Which lines hold the word "past"? Show each of them.
:: Records to use
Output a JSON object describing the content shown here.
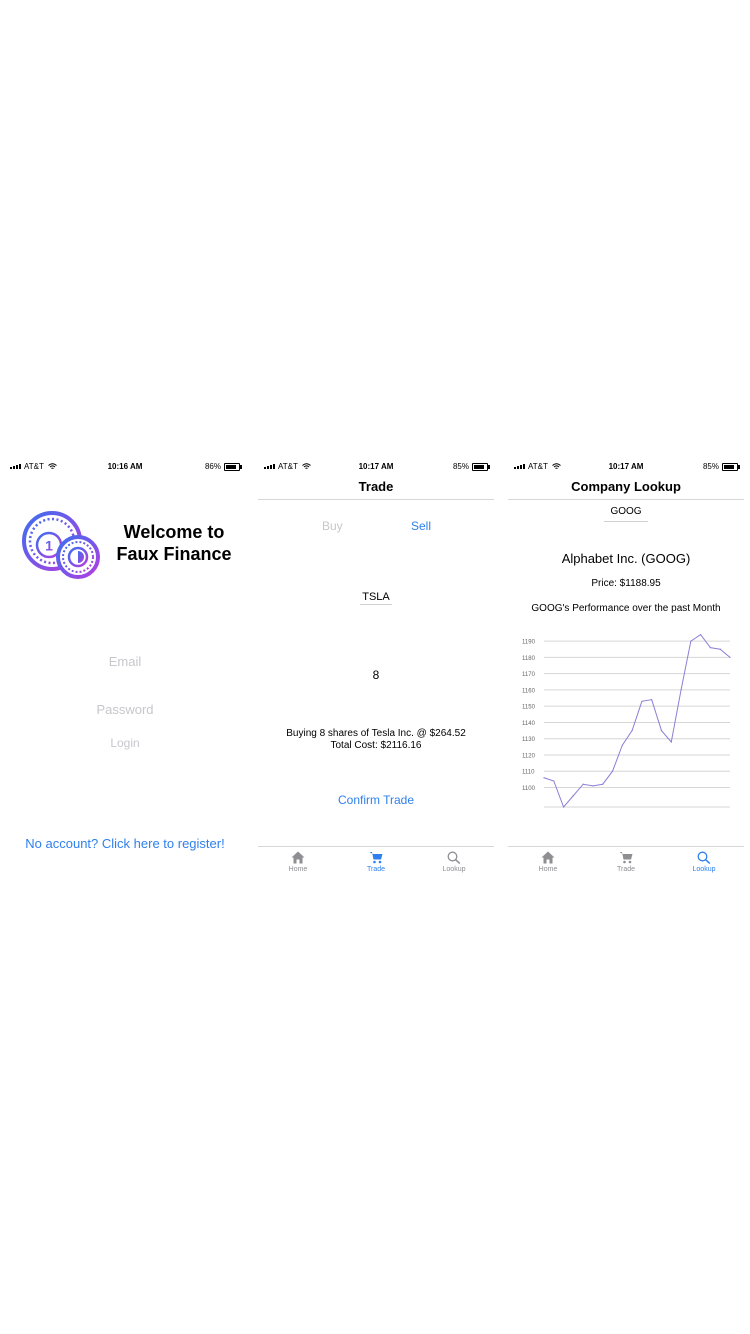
{
  "login_screen": {
    "status": {
      "carrier": "AT&T",
      "time": "10:16 AM",
      "battery": "86%",
      "battery_level": 0.86
    },
    "welcome_line1": "Welcome to",
    "welcome_line2": "Faux Finance",
    "email_placeholder": "Email",
    "password_placeholder": "Password",
    "login_label": "Login",
    "register_link": "No account? Click here to register!"
  },
  "trade_screen": {
    "status": {
      "carrier": "AT&T",
      "time": "10:17 AM",
      "battery": "85%",
      "battery_level": 0.85
    },
    "title": "Trade",
    "segment_buy": "Buy",
    "segment_sell": "Sell",
    "ticker": "TSLA",
    "quantity": "8",
    "summary_line1": "Buying 8 shares of Tesla Inc. @ $264.52",
    "summary_line2": "Total Cost: $2116.16",
    "confirm_label": "Confirm Trade",
    "tabs": [
      {
        "label": "Home",
        "icon": "home-icon"
      },
      {
        "label": "Trade",
        "icon": "cart-icon",
        "active": true
      },
      {
        "label": "Lookup",
        "icon": "search-icon"
      }
    ]
  },
  "lookup_screen": {
    "status": {
      "carrier": "AT&T",
      "time": "10:17 AM",
      "battery": "85%",
      "battery_level": 0.85
    },
    "title": "Company Lookup",
    "search_value": "GOOG",
    "company": "Alphabet Inc. (GOOG)",
    "price": "Price: $1188.95",
    "performance_title": "GOOG's Performance over the past Month",
    "tabs": [
      {
        "label": "Home",
        "icon": "home-icon"
      },
      {
        "label": "Trade",
        "icon": "cart-icon"
      },
      {
        "label": "Lookup",
        "icon": "search-icon",
        "active": true
      }
    ]
  },
  "colors": {
    "accent": "#2f80ed",
    "placeholder": "#c7c7cc",
    "line": "#8a7fd6",
    "grid": "#d6d6d6",
    "logo_start": "#3b6ff0",
    "logo_end": "#b53de0"
  },
  "chart_data": {
    "type": "line",
    "title": "GOOG's Performance over the past Month",
    "xlabel": "",
    "ylabel": "",
    "yticks": [
      1100,
      1110,
      1120,
      1130,
      1140,
      1150,
      1160,
      1170,
      1180,
      1190
    ],
    "ylim": [
      1088,
      1195
    ],
    "x": [
      0,
      1,
      2,
      3,
      4,
      5,
      6,
      7,
      8,
      9,
      10,
      11,
      12,
      13,
      14,
      15,
      16,
      17,
      18,
      19
    ],
    "values": [
      1106,
      1104,
      1088,
      1095,
      1102,
      1101,
      1102,
      1110,
      1126,
      1135,
      1153,
      1154,
      1135,
      1128,
      1160,
      1190,
      1194,
      1186,
      1185,
      1180
    ],
    "grid": true,
    "legend": "none"
  }
}
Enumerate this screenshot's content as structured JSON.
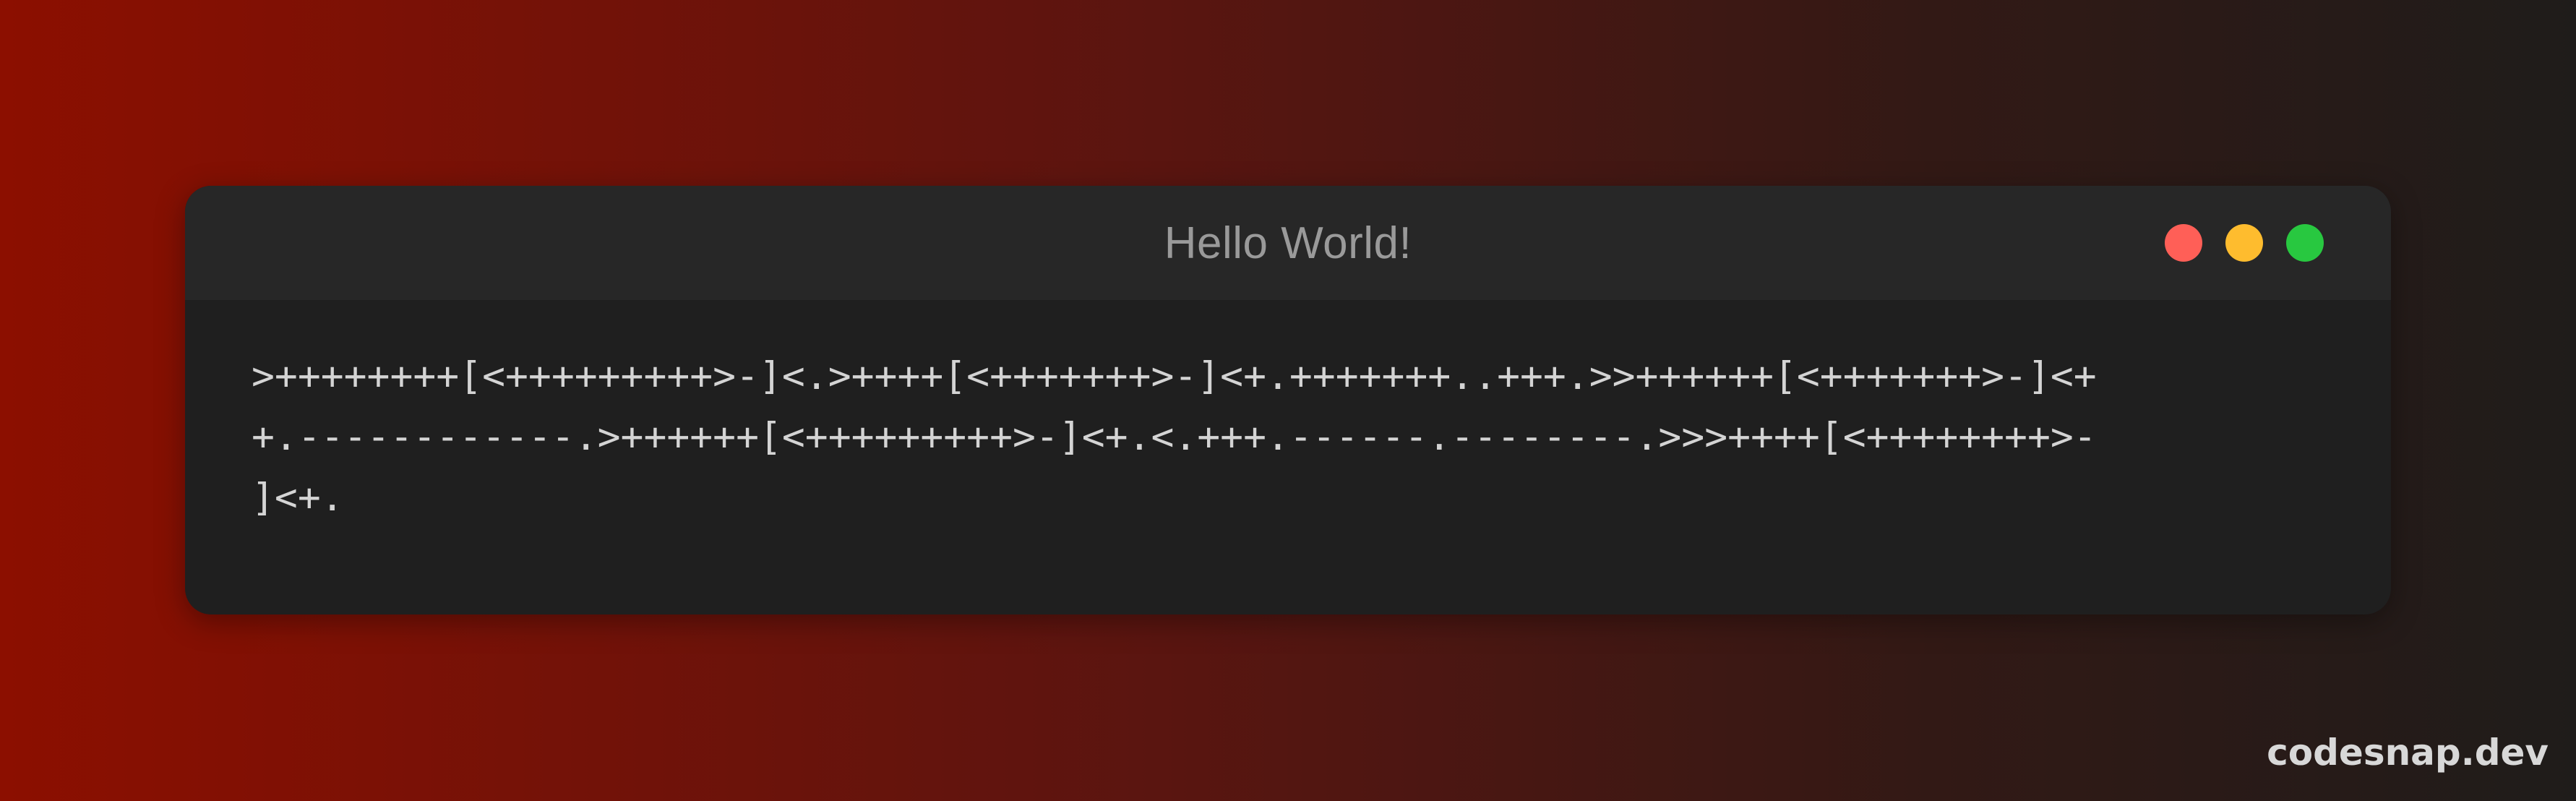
{
  "window": {
    "title": "Hello World!",
    "controls": [
      {
        "name": "close",
        "color": "#ff5f57"
      },
      {
        "name": "minimize",
        "color": "#febc2e"
      },
      {
        "name": "maximize",
        "color": "#28c840"
      }
    ]
  },
  "code": {
    "lines": [
      ">++++++++[<+++++++++>-]<.>++++[<+++++++>-]<+.+++++++..+++.>>++++++[<+++++++>-]<+",
      "+.------------.>++++++[<+++++++++>-]<+.<.+++.------.--------.>>>++++[<++++++++>-",
      "]<+."
    ]
  },
  "brand": {
    "label": "codesnap.dev"
  },
  "colors": {
    "background_start": "#8c0f00",
    "background_end": "#1f1c1a",
    "window_bg": "#1f1f1f",
    "titlebar_bg": "#272727"
  }
}
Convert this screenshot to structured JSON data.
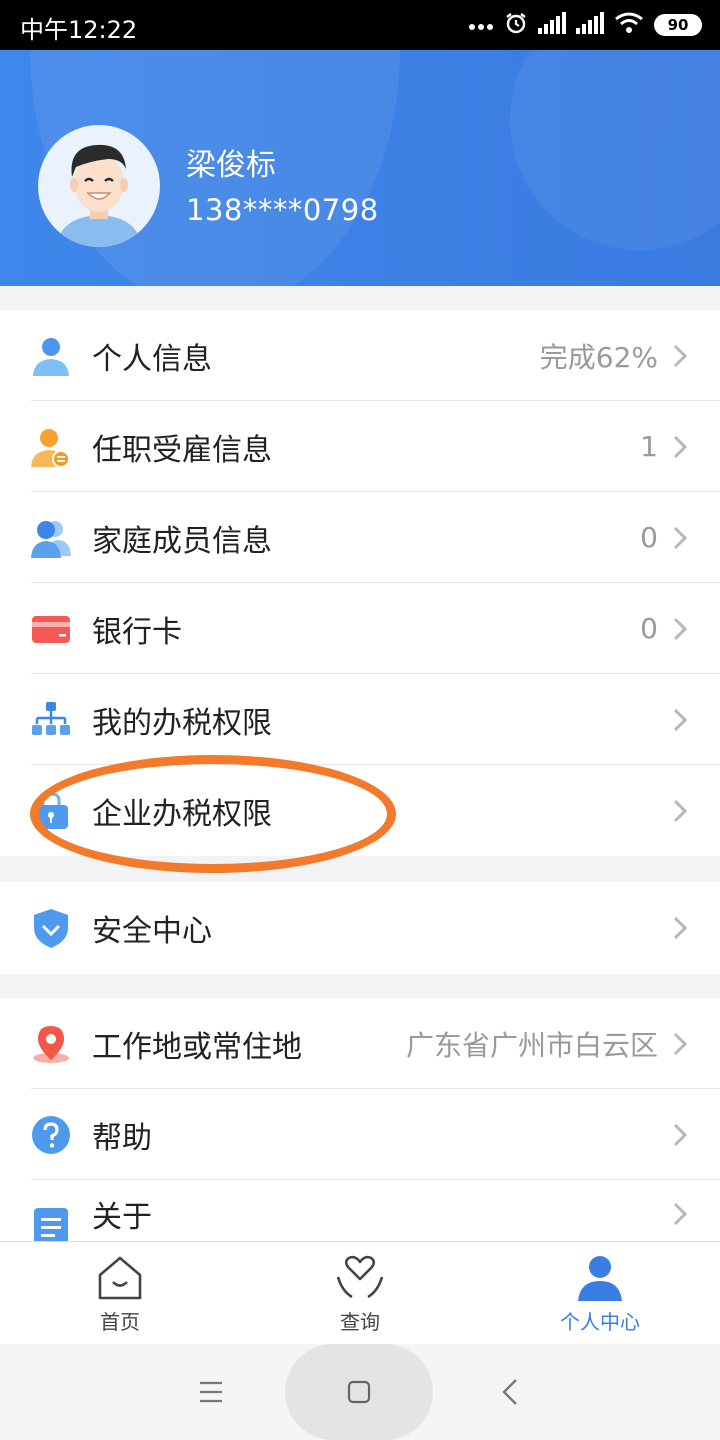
{
  "status_bar": {
    "time": "中午12:22",
    "battery": "90"
  },
  "profile": {
    "name": "梁俊标",
    "phone": "138****0798"
  },
  "menu_group_1": [
    {
      "label": "个人信息",
      "value": "完成62%",
      "icon": "person-icon"
    },
    {
      "label": "任职受雇信息",
      "value": "1",
      "icon": "employment-icon"
    },
    {
      "label": "家庭成员信息",
      "value": "0",
      "icon": "family-icon"
    },
    {
      "label": "银行卡",
      "value": "0",
      "icon": "bank-card-icon"
    },
    {
      "label": "我的办税权限",
      "value": "",
      "icon": "org-chart-icon"
    },
    {
      "label": "企业办税权限",
      "value": "",
      "icon": "enterprise-lock-icon"
    }
  ],
  "menu_group_2": [
    {
      "label": "安全中心",
      "value": "",
      "icon": "shield-icon"
    }
  ],
  "menu_group_3": [
    {
      "label": "工作地或常住地",
      "value": "广东省广州市白云区",
      "icon": "location-pin-icon"
    },
    {
      "label": "帮助",
      "value": "",
      "icon": "help-icon"
    },
    {
      "label": "关于",
      "value": "",
      "icon": "document-icon"
    }
  ],
  "tabbar": {
    "tabs": [
      {
        "label": "首页",
        "icon": "home-icon"
      },
      {
        "label": "查询",
        "icon": "heart-hands-icon"
      },
      {
        "label": "个人中心",
        "icon": "user-icon"
      }
    ],
    "active_index": 2
  },
  "colors": {
    "accent": "#3a7de3",
    "header": "#3f87ea",
    "annotation": "#f27a2a"
  }
}
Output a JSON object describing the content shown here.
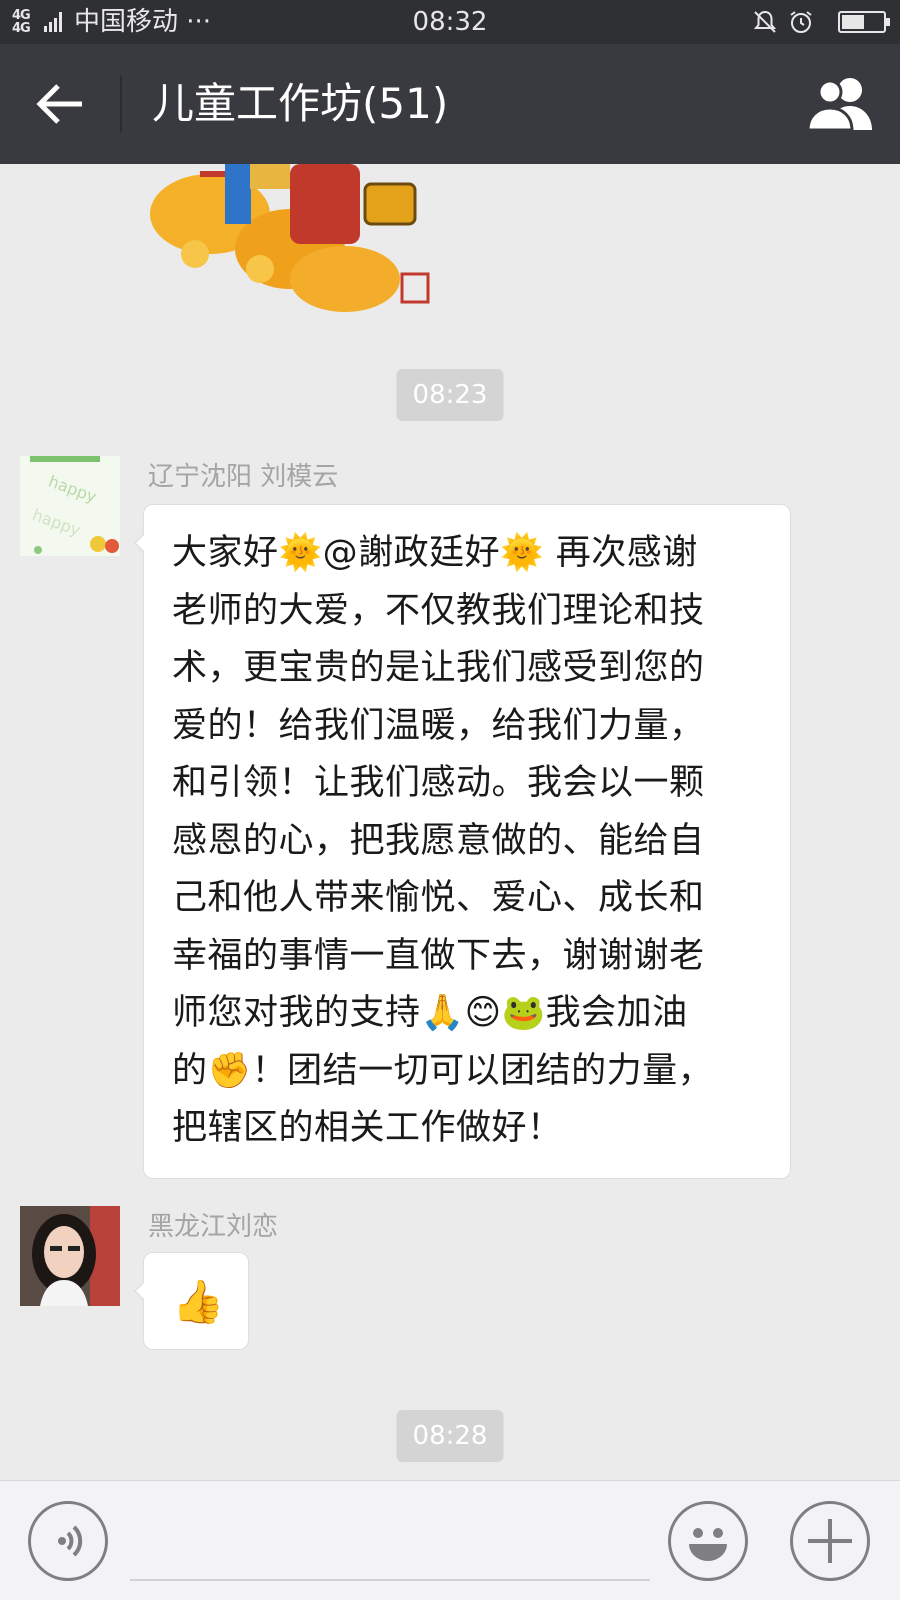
{
  "status_bar": {
    "network": "4G 4G",
    "carrier": "中国移动 ···",
    "time": "08:32",
    "battery_level": 0.5
  },
  "header": {
    "title": "儿童工作坊(51)",
    "back_icon": "arrow-left-icon",
    "members_icon": "group-members-icon"
  },
  "chat": {
    "timestamps": [
      "08:23",
      "08:28"
    ],
    "messages": [
      {
        "sender": "辽宁沈阳 刘模云",
        "lines": [
          "大家好🌞@謝政廷好🌞 再次感谢",
          "老师的大爱，不仅教我们理论和技",
          "术，更宝贵的是让我们感受到您的",
          "爱的！给我们温暖，给我们力量，",
          "和引领！让我们感动。我会以一颗",
          "感恩的心，把我愿意做的、能给自",
          "己和他人带来愉悦、爱心、成长和",
          "幸福的事情一直做下去，谢谢谢老",
          "师您对我的支持🙏😊🐸我会加油",
          "的✊！团结一切可以团结的力量，",
          "把辖区的相关工作做好！"
        ]
      },
      {
        "sender": "黑龙江刘恋",
        "content": "👍"
      }
    ]
  },
  "input_bar": {
    "voice_icon": "voice-icon",
    "emoji_icon": "smiley-icon",
    "more_icon": "plus-icon"
  }
}
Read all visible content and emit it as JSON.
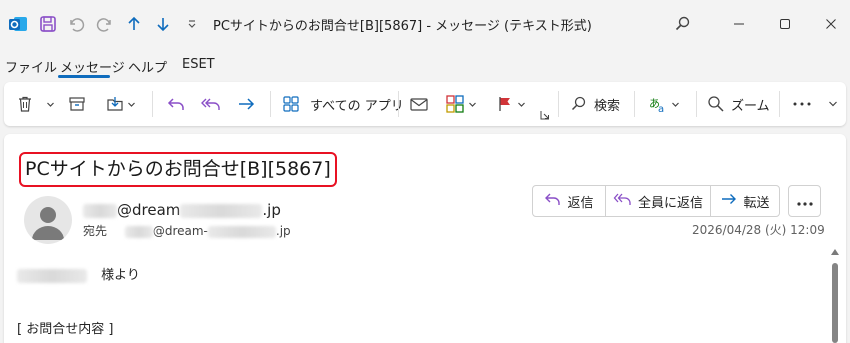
{
  "window": {
    "title": "PCサイトからのお問合せ[B][5867]  -  メッセージ (テキスト形式)"
  },
  "menu": {
    "items": [
      "ファイル",
      "メッセージ",
      "ヘルプ",
      "ESET"
    ],
    "active": "メッセージ"
  },
  "ribbon": {
    "all_apps_label": "すべての アプリ",
    "search_label": "検索",
    "zoom_label": "ズーム"
  },
  "message": {
    "subject": "PCサイトからのお問合せ[B][5867]",
    "from_visible_part": "@dream",
    "from_suffix": ".jp",
    "to_label": "宛先",
    "to_visible_part": "@dream-",
    "to_suffix": ".jp",
    "timestamp": "2026/04/28 (火) 12:09",
    "body_line1_suffix": "様より",
    "body_line2": "[ お問合せ内容 ]"
  },
  "actions": {
    "reply": "返信",
    "reply_all": "全員に返信",
    "forward": "転送"
  },
  "colors": {
    "accent": "#0f6cbd",
    "subject_highlight": "#e81123",
    "chrome_bg": "#f3f3f3"
  }
}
::::
= Answer for the task =
    "performance_title": "GOOG's Performance over the past Month",
    "title": "GOOG's Performance over the past Month",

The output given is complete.